WHAT IS REQUIRED
Look through the records below and give the number of lines holding the string "text", nothing more.

### PROVIDED ENTRIES ###

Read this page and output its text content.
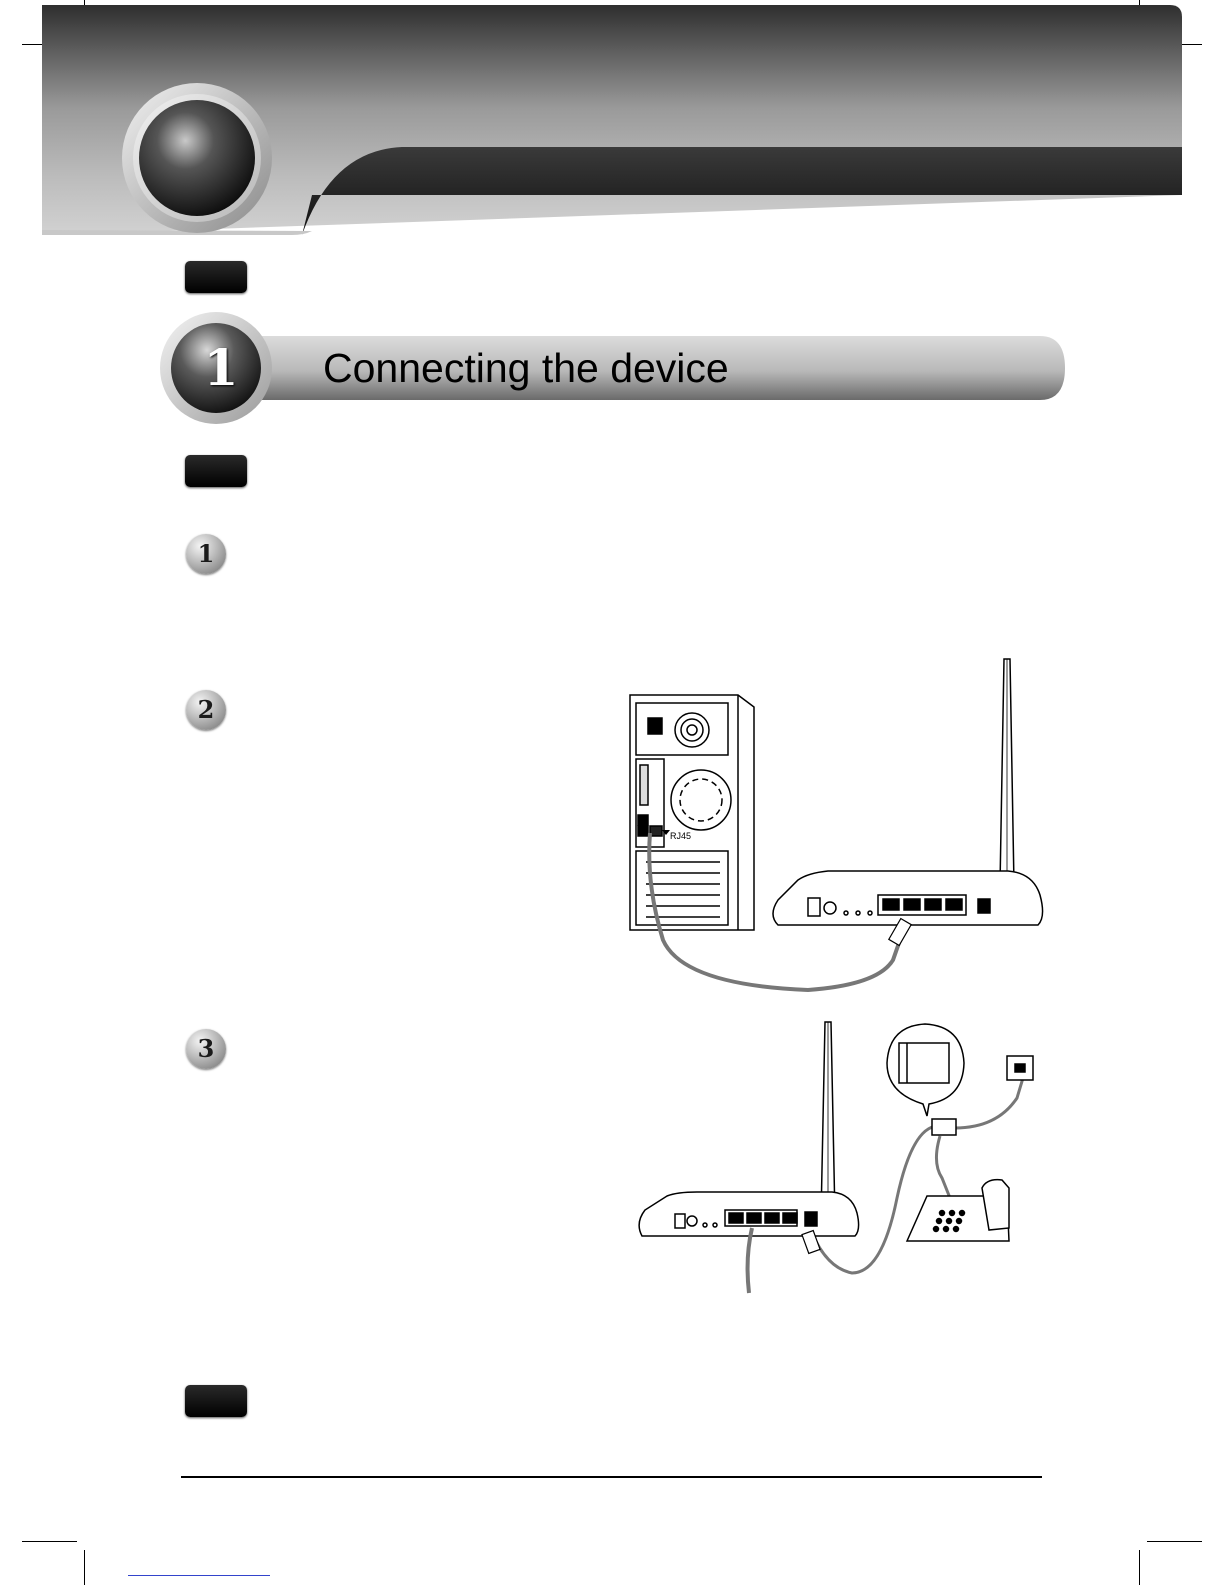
1 Connecting the device
1
2
3
RJ45
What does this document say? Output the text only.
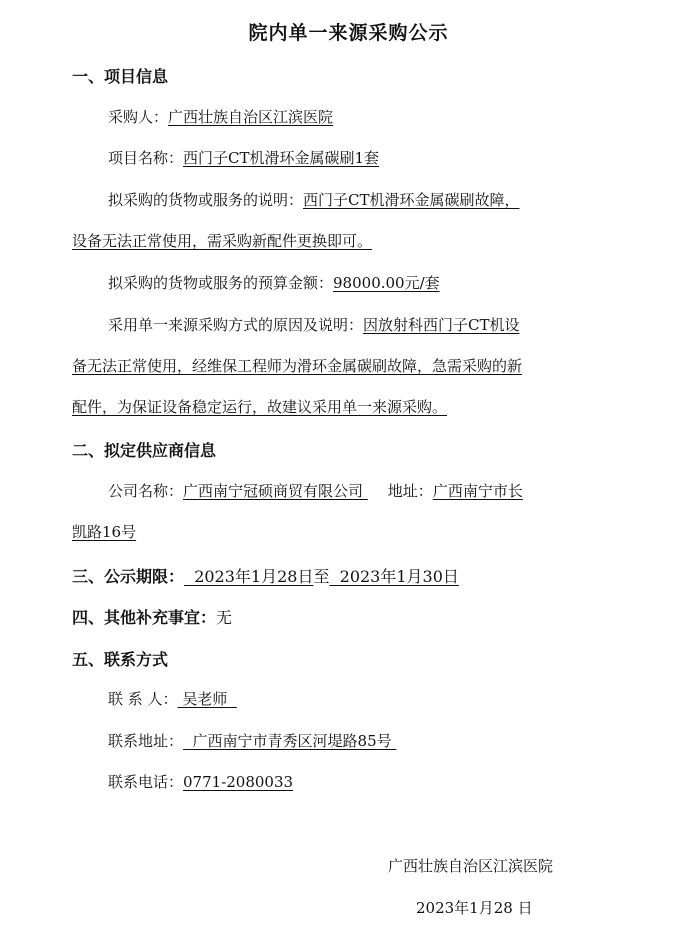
院内单一来源采购公示
一、项目信息
采购人：广西壮族自治区江滨医院
项目名称：西门子CT机滑环金属碳刷1套
拟采购的货物或服务的说明：西门子CT机滑环金属碳刷故障，
设备无法正常使用，需采购新配件更换即可。
拟采购的货物或服务的预算金额：98000.00元/套
采用单一来源采购方式的原因及说明：因放射科西门子CT机设
备无法正常使用，经维保工程师为滑环金属碳刷故障，急需采购的新
配件，为保证设备稳定运行，故建议采用单一来源采购。
二、拟定供应商信息
公司名称：广西南宁冠硕商贸有限公司 地址：广西南宁市长
凯路16号
三、公示期限：  2023年1月28日至  2023年1月30日
四、其他补充事宜：无
五、联系方式
联 系 人： 吴老师
联系地址：  广西南宁市青秀区河堤路85号
联系电话：0771-2080033
广西壮族自治区江滨医院
2023年1月28 日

###

THE COMPLETED TASK
2